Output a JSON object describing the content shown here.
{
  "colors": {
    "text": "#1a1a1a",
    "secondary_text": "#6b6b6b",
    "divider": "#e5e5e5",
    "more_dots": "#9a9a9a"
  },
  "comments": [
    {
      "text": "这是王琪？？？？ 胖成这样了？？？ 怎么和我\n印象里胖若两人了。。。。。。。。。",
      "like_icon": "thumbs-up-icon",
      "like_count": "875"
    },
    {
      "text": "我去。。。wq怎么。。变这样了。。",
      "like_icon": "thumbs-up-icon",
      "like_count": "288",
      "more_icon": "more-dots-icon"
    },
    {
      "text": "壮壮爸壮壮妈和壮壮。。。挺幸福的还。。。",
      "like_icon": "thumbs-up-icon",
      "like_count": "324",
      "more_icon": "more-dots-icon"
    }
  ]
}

▬▬▬▬▬▬▬▬▬▬

** Required work **
Write out each line of the data above again, exactly as given.

** Full solution **
Output a JSON object describing the content shown here.
{
  "colors": {
    "text": "#1a1a1a",
    "secondary_text": "#6b6b6b",
    "divider": "#e5e5e5",
    "more_dots": "#9a9a9a"
  },
  "comments": [
    {
      "text": "这是王琪？？？？ 胖成这样了？？？ 怎么和我\n印象里胖若两人了。。。。。。。。。",
      "like_icon": "thumbs-up-icon",
      "like_count": "875"
    },
    {
      "text": "我去。。。wq怎么。。变这样了。。",
      "like_icon": "thumbs-up-icon",
      "like_count": "288",
      "more_icon": "more-dots-icon"
    },
    {
      "text": "壮壮爸壮壮妈和壮壮。。。挺幸福的还。。。",
      "like_icon": "thumbs-up-icon",
      "like_count": "324",
      "more_icon": "more-dots-icon"
    }
  ]
}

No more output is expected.